TASK BRIEF:
Copy each entry below exactly.

MATERIAL SHOWN:
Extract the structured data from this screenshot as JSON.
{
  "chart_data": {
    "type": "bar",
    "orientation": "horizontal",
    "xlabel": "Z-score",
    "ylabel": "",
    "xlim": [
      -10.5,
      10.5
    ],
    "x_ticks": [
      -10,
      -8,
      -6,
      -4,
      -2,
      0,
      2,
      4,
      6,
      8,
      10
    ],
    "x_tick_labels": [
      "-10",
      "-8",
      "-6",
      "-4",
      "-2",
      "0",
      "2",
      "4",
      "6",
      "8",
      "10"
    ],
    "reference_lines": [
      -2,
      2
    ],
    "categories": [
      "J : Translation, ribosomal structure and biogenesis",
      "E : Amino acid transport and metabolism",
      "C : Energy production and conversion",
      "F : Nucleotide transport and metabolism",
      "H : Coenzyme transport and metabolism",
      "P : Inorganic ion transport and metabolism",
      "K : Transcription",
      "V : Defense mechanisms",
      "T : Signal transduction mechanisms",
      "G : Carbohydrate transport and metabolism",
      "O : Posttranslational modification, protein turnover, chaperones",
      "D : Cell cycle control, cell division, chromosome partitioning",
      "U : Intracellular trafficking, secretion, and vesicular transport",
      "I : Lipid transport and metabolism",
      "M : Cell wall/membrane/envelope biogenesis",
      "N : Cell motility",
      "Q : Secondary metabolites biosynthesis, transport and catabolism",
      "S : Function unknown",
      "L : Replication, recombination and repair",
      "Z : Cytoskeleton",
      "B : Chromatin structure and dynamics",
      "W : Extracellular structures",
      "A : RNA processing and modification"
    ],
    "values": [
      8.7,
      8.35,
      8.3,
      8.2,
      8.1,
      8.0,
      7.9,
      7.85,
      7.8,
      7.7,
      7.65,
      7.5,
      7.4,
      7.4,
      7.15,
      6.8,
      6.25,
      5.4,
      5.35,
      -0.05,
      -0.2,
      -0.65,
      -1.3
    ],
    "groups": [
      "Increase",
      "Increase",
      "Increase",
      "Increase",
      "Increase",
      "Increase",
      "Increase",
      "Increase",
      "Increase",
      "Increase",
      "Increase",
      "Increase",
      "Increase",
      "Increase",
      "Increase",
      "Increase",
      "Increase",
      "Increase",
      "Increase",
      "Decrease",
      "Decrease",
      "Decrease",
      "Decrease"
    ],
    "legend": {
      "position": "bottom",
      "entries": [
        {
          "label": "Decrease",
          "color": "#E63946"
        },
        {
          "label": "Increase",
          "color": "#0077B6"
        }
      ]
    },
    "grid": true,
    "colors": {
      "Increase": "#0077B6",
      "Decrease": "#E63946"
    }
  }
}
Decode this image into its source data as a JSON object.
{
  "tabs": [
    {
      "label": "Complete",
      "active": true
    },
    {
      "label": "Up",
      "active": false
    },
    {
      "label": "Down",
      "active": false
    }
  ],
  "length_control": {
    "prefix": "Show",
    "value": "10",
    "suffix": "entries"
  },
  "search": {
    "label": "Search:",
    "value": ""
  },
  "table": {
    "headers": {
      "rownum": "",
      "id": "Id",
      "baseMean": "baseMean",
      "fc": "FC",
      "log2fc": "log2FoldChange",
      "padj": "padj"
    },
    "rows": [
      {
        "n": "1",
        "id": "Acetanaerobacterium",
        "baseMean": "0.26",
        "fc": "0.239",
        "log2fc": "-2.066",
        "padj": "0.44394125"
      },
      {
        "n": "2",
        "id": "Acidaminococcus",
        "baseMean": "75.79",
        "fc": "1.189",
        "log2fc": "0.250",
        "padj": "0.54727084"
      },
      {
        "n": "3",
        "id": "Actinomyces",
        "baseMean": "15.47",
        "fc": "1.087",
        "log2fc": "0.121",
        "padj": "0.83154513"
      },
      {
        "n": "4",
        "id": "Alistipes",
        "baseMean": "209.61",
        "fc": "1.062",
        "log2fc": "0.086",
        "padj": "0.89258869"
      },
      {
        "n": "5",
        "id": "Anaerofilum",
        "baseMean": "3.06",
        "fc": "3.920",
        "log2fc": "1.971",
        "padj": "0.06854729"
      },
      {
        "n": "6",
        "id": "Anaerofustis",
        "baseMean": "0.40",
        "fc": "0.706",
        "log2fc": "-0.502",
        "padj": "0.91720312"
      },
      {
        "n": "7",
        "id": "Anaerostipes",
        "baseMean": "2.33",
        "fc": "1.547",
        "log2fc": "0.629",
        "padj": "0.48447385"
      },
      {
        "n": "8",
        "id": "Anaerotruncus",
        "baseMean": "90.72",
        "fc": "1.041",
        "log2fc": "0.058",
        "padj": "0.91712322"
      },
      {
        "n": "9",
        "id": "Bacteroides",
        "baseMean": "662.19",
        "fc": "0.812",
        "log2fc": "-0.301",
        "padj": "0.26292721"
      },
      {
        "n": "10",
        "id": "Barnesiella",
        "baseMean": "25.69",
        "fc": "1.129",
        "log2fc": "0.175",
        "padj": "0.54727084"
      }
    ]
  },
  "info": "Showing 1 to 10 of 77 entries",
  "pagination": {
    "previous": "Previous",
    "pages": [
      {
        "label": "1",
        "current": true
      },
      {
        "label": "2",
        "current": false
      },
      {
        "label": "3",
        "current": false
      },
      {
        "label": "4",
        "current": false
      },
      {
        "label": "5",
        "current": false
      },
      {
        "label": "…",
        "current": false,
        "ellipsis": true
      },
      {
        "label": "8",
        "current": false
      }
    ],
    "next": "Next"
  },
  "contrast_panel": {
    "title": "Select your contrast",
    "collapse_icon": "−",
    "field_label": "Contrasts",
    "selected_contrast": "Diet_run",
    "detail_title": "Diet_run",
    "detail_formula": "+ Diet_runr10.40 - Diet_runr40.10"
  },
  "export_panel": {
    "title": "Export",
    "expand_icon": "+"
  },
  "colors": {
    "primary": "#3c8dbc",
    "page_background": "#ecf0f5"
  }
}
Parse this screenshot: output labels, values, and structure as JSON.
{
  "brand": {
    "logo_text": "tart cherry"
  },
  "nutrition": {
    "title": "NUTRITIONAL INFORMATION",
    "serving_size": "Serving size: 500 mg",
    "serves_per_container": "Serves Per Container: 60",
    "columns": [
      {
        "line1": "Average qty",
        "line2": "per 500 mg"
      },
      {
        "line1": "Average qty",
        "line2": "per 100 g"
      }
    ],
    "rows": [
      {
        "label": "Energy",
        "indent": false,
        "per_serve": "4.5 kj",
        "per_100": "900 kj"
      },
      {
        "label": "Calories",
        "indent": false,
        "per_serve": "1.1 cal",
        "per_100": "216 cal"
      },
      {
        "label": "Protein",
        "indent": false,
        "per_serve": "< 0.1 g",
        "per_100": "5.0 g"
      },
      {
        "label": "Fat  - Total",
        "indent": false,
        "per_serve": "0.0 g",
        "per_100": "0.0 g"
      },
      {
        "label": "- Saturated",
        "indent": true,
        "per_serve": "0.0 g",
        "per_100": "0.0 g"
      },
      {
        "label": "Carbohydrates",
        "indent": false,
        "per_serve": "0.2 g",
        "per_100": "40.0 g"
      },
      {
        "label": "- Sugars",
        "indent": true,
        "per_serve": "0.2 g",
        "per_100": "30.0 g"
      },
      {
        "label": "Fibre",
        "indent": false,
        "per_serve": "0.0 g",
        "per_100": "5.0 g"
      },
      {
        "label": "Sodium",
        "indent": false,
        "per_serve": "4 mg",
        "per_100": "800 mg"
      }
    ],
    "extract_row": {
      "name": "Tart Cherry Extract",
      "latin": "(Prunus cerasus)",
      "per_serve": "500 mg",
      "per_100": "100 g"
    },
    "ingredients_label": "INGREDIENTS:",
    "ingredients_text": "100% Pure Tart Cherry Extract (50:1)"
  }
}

RESPONSE:
Extract the structured data from this screenshot as JSON.
{
  "chart_data": {
    "type": "bar",
    "orientation": "horizontal",
    "xlabel": "Z-score",
    "ylabel": "",
    "xlim": [
      -10.5,
      10.5
    ],
    "x_ticks": [
      -10,
      -8,
      -6,
      -4,
      -2,
      0,
      2,
      4,
      6,
      8,
      10
    ],
    "x_tick_labels": [
      "-10",
      "-8",
      "-6",
      "-4",
      "-2",
      "0",
      "2",
      "4",
      "6",
      "8",
      "10"
    ],
    "reference_lines": [
      -2,
      2
    ],
    "categories": [
      "J : Translation, ribosomal structure and biogenesis",
      "E : Amino acid transport and metabolism",
      "C : Energy production and conversion",
      "F : Nucleotide transport and metabolism",
      "H : Coenzyme transport and metabolism",
      "P : Inorganic ion transport and metabolism",
      "K : Transcription",
      "V : Defense mechanisms",
      "T : Signal transduction mechanisms",
      "G : Carbohydrate transport and metabolism",
      "O : Posttranslational modification, protein turnover, chaperones",
      "D : Cell cycle control, cell division, chromosome partitioning",
      "U : Intracellular trafficking, secretion, and vesicular transport",
      "I : Lipid transport and metabolism",
      "M : Cell wall/membrane/envelope biogenesis",
      "N : Cell motility",
      "Q : Secondary metabolites biosynthesis, transport and catabolism",
      "S : Function unknown",
      "L : Replication, recombination and repair",
      "Z : Cytoskeleton",
      "B : Chromatin structure and dynamics",
      "W : Extracellular structures",
      "A : RNA processing and modification"
    ],
    "values": [
      8.7,
      8.35,
      8.3,
      8.2,
      8.1,
      8.0,
      7.9,
      7.85,
      7.8,
      7.7,
      7.65,
      7.5,
      7.4,
      7.4,
      7.15,
      6.8,
      6.25,
      5.4,
      5.35,
      -0.05,
      -0.2,
      -0.65,
      -1.3
    ],
    "groups": [
      "Increase",
      "Increase",
      "Increase",
      "Increase",
      "Increase",
      "Increase",
      "Increase",
      "Increase",
      "Increase",
      "Increase",
      "Increase",
      "Increase",
      "Increase",
      "Increase",
      "Increase",
      "Increase",
      "Increase",
      "Increase",
      "Increase",
      "Decrease",
      "Decrease",
      "Decrease",
      "Decrease"
    ],
    "legend": {
      "position": "bottom",
      "entries": [
        {
          "label": "Decrease",
          "color": "#E63946"
        },
        {
          "label": "Increase",
          "color": "#0077B6"
        }
      ]
    },
    "grid": true,
    "colors": {
      "Increase": "#0077B6",
      "Decrease": "#E63946"
    }
  }
}
Decode this image into its source data as a JSON object.
{
  "tabs": [
    {
      "label": "Complete",
      "active": true
    },
    {
      "label": "Up",
      "active": false
    },
    {
      "label": "Down",
      "active": false
    }
  ],
  "length_control": {
    "prefix": "Show",
    "value": "10",
    "suffix": "entries"
  },
  "search": {
    "label": "Search:",
    "value": ""
  },
  "table": {
    "headers": {
      "rownum": "",
      "id": "Id",
      "baseMean": "baseMean",
      "fc": "FC",
      "log2fc": "log2FoldChange",
      "padj": "padj"
    },
    "rows": [
      {
        "n": "1",
        "id": "Acetanaerobacterium",
        "baseMean": "0.26",
        "fc": "0.239",
        "log2fc": "-2.066",
        "padj": "0.44394125"
      },
      {
        "n": "2",
        "id": "Acidaminococcus",
        "baseMean": "75.79",
        "fc": "1.189",
        "log2fc": "0.250",
        "padj": "0.54727084"
      },
      {
        "n": "3",
        "id": "Actinomyces",
        "baseMean": "15.47",
        "fc": "1.087",
        "log2fc": "0.121",
        "padj": "0.83154513"
      },
      {
        "n": "4",
        "id": "Alistipes",
        "baseMean": "209.61",
        "fc": "1.062",
        "log2fc": "0.086",
        "padj": "0.89258869"
      },
      {
        "n": "5",
        "id": "Anaerofilum",
        "baseMean": "3.06",
        "fc": "3.920",
        "log2fc": "1.971",
        "padj": "0.06854729"
      },
      {
        "n": "6",
        "id": "Anaerofustis",
        "baseMean": "0.40",
        "fc": "0.706",
        "log2fc": "-0.502",
        "padj": "0.91720312"
      },
      {
        "n": "7",
        "id": "Anaerostipes",
        "baseMean": "2.33",
        "fc": "1.547",
        "log2fc": "0.629",
        "padj": "0.48447385"
      },
      {
        "n": "8",
        "id": "Anaerotruncus",
        "baseMean": "90.72",
        "fc": "1.041",
        "log2fc": "0.058",
        "padj": "0.91712322"
      },
      {
        "n": "9",
        "id": "Bacteroides",
        "baseMean": "662.19",
        "fc": "0.812",
        "log2fc": "-0.301",
        "padj": "0.26292721"
      },
      {
        "n": "10",
        "id": "Barnesiella",
        "baseMean": "25.69",
        "fc": "1.129",
        "log2fc": "0.175",
        "padj": "0.54727084"
      }
    ]
  },
  "info": "Showing 1 to 10 of 77 entries",
  "pagination": {
    "previous": "Previous",
    "pages": [
      {
        "label": "1",
        "current": true
      },
      {
        "label": "2",
        "current": false
      },
      {
        "label": "3",
        "current": false
      },
      {
        "label": "4",
        "current": false
      },
      {
        "label": "5",
        "current": false
      },
      {
        "label": "…",
        "current": false,
        "ellipsis": true
      },
      {
        "label": "8",
        "current": false
      }
    ],
    "next": "Next"
  },
  "contrast_panel": {
    "title": "Select your contrast",
    "collapse_icon": "−",
    "field_label": "Contrasts",
    "selected_contrast": "Diet_run",
    "detail_title": "Diet_run",
    "detail_formula": "+ Diet_runr10.40 - Diet_runr40.10"
  },
  "export_panel": {
    "title": "Export",
    "expand_icon": "+"
  },
  "colors": {
    "primary": "#3c8dbc",
    "page_background": "#ecf0f5"
  }
}
Parse this screenshot: output labels, values, and structure as JSON.
{
  "brand": {
    "logo_text": "tart cherry"
  },
  "nutrition": {
    "title": "NUTRITIONAL INFORMATION",
    "serving_size": "Serving size: 500 mg",
    "serves_per_container": "Serves Per Container: 60",
    "columns": [
      {
        "line1": "Average qty",
        "line2": "per 500 mg"
      },
      {
        "line1": "Average qty",
        "line2": "per 100 g"
      }
    ],
    "rows": [
      {
        "label": "Energy",
        "indent": false,
        "per_serve": "4.5 kj",
        "per_100": "900 kj"
      },
      {
        "label": "Calories",
        "indent": false,
        "per_serve": "1.1 cal",
        "per_100": "216 cal"
      },
      {
        "label": "Protein",
        "indent": false,
        "per_serve": "< 0.1 g",
        "per_100": "5.0 g"
      },
      {
        "label": "Fat  - Total",
        "indent": false,
        "per_serve": "0.0 g",
        "per_100": "0.0 g"
      },
      {
        "label": "- Saturated",
        "indent": true,
        "per_serve": "0.0 g",
        "per_100": "0.0 g"
      },
      {
        "label": "Carbohydrates",
        "indent": false,
        "per_serve": "0.2 g",
        "per_100": "40.0 g"
      },
      {
        "label": "- Sugars",
        "indent": true,
        "per_serve": "0.2 g",
        "per_100": "30.0 g"
      },
      {
        "label": "Fibre",
        "indent": false,
        "per_serve": "0.0 g",
        "per_100": "5.0 g"
      },
      {
        "label": "Sodium",
        "indent": false,
        "per_serve": "4 mg",
        "per_100": "800 mg"
      }
    ],
    "extract_row": {
      "name": "Tart Cherry Extract",
      "latin": "(Prunus cerasus)",
      "per_serve": "500 mg",
      "per_100": "100 g"
    },
    "ingredients_label": "INGREDIENTS:",
    "ingredients_text": "100% Pure Tart Cherry Extract (50:1)"
  }
}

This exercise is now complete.